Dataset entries
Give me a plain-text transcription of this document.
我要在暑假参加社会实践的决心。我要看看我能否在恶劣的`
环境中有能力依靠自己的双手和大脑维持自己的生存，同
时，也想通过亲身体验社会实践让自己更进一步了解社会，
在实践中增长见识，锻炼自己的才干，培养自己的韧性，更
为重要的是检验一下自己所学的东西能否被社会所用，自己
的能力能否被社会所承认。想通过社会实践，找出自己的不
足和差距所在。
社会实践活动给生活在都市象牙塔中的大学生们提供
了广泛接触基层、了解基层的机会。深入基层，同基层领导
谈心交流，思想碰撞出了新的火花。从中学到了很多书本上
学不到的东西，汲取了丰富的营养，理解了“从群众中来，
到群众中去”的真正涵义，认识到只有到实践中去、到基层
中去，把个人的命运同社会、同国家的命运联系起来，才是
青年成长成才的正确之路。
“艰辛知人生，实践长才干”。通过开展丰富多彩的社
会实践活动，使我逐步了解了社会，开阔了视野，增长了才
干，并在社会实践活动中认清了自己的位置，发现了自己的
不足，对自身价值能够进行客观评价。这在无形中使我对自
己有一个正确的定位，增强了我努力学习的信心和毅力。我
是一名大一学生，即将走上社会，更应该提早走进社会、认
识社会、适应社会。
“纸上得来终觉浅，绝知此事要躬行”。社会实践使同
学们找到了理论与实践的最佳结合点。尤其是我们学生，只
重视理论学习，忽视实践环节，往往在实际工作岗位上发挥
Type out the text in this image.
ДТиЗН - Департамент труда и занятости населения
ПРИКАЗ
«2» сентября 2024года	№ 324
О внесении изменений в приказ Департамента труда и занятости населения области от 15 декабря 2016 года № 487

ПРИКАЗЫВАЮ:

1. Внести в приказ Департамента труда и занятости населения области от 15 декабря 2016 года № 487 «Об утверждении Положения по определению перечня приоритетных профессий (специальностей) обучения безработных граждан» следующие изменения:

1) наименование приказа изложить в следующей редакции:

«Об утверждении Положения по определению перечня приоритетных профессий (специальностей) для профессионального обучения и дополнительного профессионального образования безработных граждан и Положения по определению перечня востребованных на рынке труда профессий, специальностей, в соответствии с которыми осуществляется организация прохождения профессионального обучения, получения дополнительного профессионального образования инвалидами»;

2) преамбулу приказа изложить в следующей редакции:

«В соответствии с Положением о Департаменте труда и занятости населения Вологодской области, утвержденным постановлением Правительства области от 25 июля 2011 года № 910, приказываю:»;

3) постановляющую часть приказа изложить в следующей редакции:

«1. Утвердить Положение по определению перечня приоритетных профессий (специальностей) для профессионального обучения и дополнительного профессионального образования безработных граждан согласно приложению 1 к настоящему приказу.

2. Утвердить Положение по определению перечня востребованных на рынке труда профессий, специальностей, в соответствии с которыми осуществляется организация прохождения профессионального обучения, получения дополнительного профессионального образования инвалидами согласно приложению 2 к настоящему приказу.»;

**WRITTEN PROBLEM:** List the lines of the records where "инвалидами" occurs.

**COMPLETE RESPONSE:**
«Об утверждении Положения по определению перечня приоритетных профессий (специальностей) для профессионального обучения и дополнительного профессионального образования безработных граждан и Положения по определению перечня востребованных на рынке труда профессий, специальностей, в соответствии с которыми осуществляется организация прохождения профессионального обучения, получения дополнительного профессионального образования инвалидами»;
2. Утвердить Положение по определению перечня востребованных на рынке труда профессий, специальностей, в соответствии с которыми осуществляется организация прохождения профессионального обучения, получения дополнительного профессионального образования инвалидами согласно приложению 2 к настоящему приказу.»;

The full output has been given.